▶ _The problem_: Search the material below for the word "JSON". Copy every line that has it.

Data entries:
-- Start --

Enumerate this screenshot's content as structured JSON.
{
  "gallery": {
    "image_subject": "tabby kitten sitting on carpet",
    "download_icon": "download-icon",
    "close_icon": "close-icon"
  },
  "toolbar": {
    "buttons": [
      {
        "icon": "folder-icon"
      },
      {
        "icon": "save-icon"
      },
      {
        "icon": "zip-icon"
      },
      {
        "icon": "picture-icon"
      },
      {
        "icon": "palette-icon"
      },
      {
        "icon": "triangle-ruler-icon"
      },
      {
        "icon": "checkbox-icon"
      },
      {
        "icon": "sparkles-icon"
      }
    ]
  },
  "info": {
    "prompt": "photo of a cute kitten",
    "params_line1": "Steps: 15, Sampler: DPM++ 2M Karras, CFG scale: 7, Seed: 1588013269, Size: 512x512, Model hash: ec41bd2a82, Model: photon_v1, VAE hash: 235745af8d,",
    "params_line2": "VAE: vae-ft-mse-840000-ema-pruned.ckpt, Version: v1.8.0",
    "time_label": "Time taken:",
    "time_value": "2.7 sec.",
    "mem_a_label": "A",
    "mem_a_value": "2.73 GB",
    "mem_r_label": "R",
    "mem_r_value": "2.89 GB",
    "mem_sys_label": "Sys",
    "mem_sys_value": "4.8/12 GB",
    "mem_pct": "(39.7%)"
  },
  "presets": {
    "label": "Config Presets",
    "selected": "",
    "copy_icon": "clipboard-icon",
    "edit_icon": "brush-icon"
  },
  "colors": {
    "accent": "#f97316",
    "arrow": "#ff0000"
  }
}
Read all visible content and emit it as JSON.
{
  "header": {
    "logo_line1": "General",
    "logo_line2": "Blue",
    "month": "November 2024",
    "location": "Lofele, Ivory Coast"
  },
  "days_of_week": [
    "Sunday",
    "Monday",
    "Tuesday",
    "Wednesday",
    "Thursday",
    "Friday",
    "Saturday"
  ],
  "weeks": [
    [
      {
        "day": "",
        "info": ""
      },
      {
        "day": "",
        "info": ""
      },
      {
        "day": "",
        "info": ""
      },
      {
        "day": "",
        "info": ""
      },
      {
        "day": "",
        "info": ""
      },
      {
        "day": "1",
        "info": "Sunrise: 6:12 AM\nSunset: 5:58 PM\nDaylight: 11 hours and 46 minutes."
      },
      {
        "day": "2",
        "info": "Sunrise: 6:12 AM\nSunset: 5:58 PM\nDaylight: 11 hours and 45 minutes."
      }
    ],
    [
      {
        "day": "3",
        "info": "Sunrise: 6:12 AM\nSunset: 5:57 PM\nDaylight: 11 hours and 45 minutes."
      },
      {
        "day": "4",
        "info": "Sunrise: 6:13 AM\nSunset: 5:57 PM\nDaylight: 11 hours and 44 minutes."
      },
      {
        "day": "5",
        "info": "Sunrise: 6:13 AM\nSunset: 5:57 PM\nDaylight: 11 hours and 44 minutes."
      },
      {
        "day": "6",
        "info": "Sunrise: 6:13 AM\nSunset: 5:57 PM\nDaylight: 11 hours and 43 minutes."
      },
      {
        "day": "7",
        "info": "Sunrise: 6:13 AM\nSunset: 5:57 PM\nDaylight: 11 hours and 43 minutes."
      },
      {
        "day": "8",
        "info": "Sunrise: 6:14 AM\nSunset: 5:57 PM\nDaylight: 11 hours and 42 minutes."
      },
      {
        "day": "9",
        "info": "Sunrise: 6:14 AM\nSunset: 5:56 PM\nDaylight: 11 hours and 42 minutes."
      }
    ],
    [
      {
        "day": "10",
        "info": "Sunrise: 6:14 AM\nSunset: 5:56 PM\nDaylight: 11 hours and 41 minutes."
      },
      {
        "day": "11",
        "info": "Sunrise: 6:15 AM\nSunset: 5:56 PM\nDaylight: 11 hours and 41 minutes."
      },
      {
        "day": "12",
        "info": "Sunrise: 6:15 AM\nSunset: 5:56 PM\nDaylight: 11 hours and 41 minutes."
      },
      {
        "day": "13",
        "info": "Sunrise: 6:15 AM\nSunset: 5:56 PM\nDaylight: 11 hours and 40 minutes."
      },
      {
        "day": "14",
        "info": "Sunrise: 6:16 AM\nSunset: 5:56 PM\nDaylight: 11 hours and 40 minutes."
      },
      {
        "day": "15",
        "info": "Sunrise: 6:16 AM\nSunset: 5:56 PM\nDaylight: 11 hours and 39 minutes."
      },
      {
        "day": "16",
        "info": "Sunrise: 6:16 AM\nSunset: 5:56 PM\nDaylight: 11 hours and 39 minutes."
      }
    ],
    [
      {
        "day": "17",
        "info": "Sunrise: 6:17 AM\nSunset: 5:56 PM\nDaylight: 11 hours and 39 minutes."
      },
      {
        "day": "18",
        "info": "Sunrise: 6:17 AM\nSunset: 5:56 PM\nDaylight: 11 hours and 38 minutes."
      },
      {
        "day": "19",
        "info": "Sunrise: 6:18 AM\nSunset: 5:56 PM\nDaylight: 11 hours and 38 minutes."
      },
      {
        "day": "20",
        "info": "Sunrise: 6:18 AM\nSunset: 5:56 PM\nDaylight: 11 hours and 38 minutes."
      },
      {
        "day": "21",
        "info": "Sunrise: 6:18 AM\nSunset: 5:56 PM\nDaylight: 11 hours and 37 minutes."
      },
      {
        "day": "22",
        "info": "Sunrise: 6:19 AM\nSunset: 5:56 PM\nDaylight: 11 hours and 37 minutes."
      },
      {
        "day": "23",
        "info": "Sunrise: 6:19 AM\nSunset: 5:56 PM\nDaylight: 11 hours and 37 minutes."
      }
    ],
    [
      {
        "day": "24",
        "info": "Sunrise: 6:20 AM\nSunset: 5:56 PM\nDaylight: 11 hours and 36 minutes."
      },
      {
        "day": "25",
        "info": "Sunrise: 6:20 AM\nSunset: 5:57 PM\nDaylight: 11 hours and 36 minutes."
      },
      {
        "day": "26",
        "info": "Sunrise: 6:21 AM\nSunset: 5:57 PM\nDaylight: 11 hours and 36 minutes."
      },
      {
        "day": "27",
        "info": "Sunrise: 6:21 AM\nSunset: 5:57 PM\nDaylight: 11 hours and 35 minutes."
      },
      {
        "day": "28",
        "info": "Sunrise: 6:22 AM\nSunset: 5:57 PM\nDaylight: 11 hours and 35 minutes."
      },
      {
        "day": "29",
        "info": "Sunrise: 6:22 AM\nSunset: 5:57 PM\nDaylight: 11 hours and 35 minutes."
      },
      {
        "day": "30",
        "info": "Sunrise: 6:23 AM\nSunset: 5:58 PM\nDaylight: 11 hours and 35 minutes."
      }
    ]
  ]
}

-- End --

▶ _Exercise result_:
Enumerate this screenshot's content as structured JSON.
Read all visible content and emit it as JSON.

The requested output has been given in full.